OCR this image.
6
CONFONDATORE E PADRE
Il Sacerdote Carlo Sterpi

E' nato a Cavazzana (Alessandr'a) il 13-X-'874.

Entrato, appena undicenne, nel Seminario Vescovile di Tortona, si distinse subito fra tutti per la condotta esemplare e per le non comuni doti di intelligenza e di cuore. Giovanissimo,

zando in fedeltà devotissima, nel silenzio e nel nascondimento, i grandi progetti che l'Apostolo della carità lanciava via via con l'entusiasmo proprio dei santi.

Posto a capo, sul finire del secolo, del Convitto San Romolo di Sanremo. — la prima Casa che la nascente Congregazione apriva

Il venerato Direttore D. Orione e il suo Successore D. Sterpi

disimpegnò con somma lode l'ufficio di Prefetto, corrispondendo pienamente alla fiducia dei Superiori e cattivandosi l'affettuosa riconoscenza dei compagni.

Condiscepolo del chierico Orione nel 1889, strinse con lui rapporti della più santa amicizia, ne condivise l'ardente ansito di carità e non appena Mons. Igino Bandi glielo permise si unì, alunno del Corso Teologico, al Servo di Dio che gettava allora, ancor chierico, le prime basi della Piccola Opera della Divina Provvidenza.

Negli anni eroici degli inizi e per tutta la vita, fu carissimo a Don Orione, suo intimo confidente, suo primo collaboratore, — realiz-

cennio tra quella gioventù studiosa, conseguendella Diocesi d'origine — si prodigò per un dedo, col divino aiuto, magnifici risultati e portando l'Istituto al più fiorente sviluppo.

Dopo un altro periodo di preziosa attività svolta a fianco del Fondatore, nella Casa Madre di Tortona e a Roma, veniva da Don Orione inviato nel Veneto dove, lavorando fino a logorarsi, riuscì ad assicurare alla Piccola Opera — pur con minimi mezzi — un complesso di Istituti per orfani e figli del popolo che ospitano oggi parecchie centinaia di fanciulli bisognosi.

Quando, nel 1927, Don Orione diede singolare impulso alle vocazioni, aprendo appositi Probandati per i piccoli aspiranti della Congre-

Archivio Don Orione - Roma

= = = = =

# Problem to work on
Within the data above, pick out all lines holding the word "Opera".

# The result
Condiscepolo del chierico Orione nel 1889, strinse con lui rapporti della più santa amicizia, ne condivise l'ardente ansito di carità e non appena Mons. Igino Bandi glielo permise si unì, alunno del Corso Teologico, al Servo di Dio che gettava allora, ancor chierico, le prime basi della Piccola Opera della Divina Provvidenza.
Dopo un altro periodo di preziosa attività svolta a fianco del Fondatore, nella Casa Madre di Tortona e a Roma, veniva da Don Orione inviato nel Veneto dove, lavorando fino a logorarsi, riuscì ad assicurare alla Piccola Opera — pur con minimi mezzi — un complesso di Istituti per orfani e figli del popolo che ospitano oggi parecchie centinaia di fanciulli bisognosi.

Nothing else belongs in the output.